EXTRACTED INFORMATION —
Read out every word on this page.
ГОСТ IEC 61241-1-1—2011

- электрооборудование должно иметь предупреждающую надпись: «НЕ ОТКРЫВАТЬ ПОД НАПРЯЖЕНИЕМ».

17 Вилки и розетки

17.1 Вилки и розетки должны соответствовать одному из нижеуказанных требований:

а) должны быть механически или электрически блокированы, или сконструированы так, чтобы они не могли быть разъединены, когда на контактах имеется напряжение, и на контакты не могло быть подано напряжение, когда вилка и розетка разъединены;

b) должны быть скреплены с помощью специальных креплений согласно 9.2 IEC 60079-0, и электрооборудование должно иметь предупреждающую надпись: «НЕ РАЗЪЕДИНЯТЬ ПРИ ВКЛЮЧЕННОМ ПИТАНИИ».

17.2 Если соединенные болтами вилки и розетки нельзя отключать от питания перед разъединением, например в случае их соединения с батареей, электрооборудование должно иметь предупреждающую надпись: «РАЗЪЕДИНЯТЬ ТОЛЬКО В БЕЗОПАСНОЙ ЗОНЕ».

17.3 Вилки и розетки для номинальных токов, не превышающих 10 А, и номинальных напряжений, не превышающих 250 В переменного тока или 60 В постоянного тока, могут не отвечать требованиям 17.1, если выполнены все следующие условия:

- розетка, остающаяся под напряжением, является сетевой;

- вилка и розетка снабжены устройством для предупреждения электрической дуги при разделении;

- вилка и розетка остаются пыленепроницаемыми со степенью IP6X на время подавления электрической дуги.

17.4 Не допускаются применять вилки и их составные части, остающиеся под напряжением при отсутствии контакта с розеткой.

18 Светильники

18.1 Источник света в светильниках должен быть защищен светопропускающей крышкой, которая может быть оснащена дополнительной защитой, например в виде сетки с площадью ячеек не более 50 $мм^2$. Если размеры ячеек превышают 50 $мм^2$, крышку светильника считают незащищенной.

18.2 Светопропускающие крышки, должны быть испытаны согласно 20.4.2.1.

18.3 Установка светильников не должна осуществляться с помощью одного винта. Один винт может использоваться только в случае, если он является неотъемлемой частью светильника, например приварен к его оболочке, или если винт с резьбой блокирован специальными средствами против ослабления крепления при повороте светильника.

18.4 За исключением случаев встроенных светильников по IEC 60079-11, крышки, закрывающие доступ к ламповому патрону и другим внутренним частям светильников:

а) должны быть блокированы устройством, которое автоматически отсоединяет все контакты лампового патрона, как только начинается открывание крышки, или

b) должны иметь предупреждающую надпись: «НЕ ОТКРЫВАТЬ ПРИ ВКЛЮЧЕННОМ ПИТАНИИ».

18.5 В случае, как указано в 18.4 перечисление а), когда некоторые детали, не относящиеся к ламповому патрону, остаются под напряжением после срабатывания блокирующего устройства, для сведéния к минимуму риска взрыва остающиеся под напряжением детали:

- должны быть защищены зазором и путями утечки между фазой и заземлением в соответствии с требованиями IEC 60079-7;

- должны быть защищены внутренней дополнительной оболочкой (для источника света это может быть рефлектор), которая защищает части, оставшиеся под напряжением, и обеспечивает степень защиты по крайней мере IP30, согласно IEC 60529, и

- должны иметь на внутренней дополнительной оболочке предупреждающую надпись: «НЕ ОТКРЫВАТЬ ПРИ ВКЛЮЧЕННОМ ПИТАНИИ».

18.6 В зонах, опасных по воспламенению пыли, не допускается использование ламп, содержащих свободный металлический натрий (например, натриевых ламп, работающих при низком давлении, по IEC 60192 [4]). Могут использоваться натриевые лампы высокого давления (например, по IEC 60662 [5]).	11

BRIEF —
Locate the string "ПИТАНИИ" in the listing above and copy every line where it occurs.

EXERCISE RESULT —
b) должны быть скреплены с помощью специальных креплений согласно 9.2 IEC 60079-0, и электрооборудование должно иметь предупреждающую надпись: «НЕ РАЗЪЕДИНЯТЬ ПРИ ВКЛЮЧЕННОМ ПИТАНИИ».
b) должны иметь предупреждающую надпись: «НЕ ОТКРЫВАТЬ ПРИ ВКЛЮЧЕННОМ ПИТАНИИ».
- должны иметь на внутренней дополнительной оболочке предупреждающую надпись: «НЕ ОТКРЫВАТЬ ПРИ ВКЛЮЧЕННОМ ПИТАНИИ».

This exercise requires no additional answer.